• Dataset records:
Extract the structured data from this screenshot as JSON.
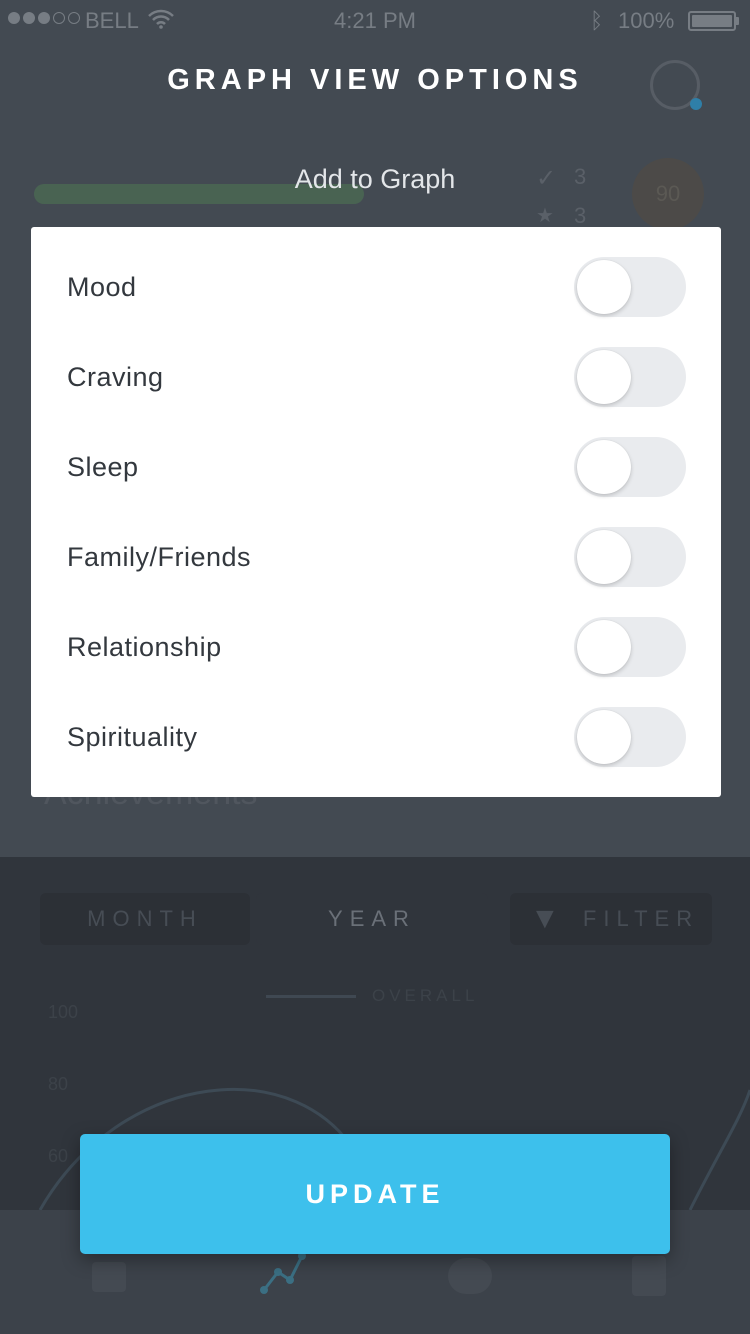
{
  "status_bar": {
    "carrier": "BELL",
    "time": "4:21 PM",
    "battery": "100%",
    "signal_bars_filled": 3,
    "signal_bars_total": 5
  },
  "background": {
    "section_heading": "Achievements",
    "stat_1": "3",
    "stat_2": "3",
    "score": "90",
    "range_tabs": [
      "MONTH",
      "YEAR"
    ],
    "filter_label": "FILTER",
    "legend_label": "OVERALL",
    "y_ticks": [
      "100",
      "80",
      "60"
    ]
  },
  "modal": {
    "title": "GRAPH VIEW OPTIONS",
    "subtitle": "Add to Graph",
    "options": [
      {
        "label": "Mood",
        "enabled": false
      },
      {
        "label": "Craving",
        "enabled": false
      },
      {
        "label": "Sleep",
        "enabled": false
      },
      {
        "label": "Family/Friends",
        "enabled": false
      },
      {
        "label": "Relationship",
        "enabled": false
      },
      {
        "label": "Spirituality",
        "enabled": false
      }
    ],
    "update_label": "UPDATE"
  },
  "colors": {
    "accent": "#3dc0ec",
    "overlay_dark": "#434a52",
    "toggle_off": "#e9ebee"
  }
}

• The task:
Print the full listing exactly, dropping the pictures.

• Complete response:
Extract the structured data from this screenshot as JSON.
{
  "status_bar": {
    "carrier": "BELL",
    "time": "4:21 PM",
    "battery": "100%",
    "signal_bars_filled": 3,
    "signal_bars_total": 5
  },
  "background": {
    "section_heading": "Achievements",
    "stat_1": "3",
    "stat_2": "3",
    "score": "90",
    "range_tabs": [
      "MONTH",
      "YEAR"
    ],
    "filter_label": "FILTER",
    "legend_label": "OVERALL",
    "y_ticks": [
      "100",
      "80",
      "60"
    ]
  },
  "modal": {
    "title": "GRAPH VIEW OPTIONS",
    "subtitle": "Add to Graph",
    "options": [
      {
        "label": "Mood",
        "enabled": false
      },
      {
        "label": "Craving",
        "enabled": false
      },
      {
        "label": "Sleep",
        "enabled": false
      },
      {
        "label": "Family/Friends",
        "enabled": false
      },
      {
        "label": "Relationship",
        "enabled": false
      },
      {
        "label": "Spirituality",
        "enabled": false
      }
    ],
    "update_label": "UPDATE"
  },
  "colors": {
    "accent": "#3dc0ec",
    "overlay_dark": "#434a52",
    "toggle_off": "#e9ebee"
  }
}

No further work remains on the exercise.